● **Input data**

* * * * * * *

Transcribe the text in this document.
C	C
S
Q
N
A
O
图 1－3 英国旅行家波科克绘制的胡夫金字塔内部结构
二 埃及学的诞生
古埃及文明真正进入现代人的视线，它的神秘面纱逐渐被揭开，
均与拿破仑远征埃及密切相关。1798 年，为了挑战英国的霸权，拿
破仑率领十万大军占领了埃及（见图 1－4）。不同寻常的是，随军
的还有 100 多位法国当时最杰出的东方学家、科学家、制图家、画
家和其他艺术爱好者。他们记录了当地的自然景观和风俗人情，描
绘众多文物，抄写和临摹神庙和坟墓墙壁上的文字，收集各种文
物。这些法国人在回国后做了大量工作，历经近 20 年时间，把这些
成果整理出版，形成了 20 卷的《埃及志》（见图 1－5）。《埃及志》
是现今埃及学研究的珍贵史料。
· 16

* * * * * * *

● **What to work on**
Copy out the full listing exactly.

● **The output**
Transcribe the text in this document.
C	C
S
Q
N
A
O
图 1－3 英国旅行家波科克绘制的胡夫金字塔内部结构
二 埃及学的诞生
古埃及文明真正进入现代人的视线，它的神秘面纱逐渐被揭开，
均与拿破仑远征埃及密切相关。1798 年，为了挑战英国的霸权，拿
破仑率领十万大军占领了埃及（见图 1－4）。不同寻常的是，随军
的还有 100 多位法国当时最杰出的东方学家、科学家、制图家、画
家和其他艺术爱好者。他们记录了当地的自然景观和风俗人情，描
绘众多文物，抄写和临摹神庙和坟墓墙壁上的文字，收集各种文
物。这些法国人在回国后做了大量工作，历经近 20 年时间，把这些
成果整理出版，形成了 20 卷的《埃及志》（见图 1－5）。《埃及志》
是现今埃及学研究的珍贵史料。
· 16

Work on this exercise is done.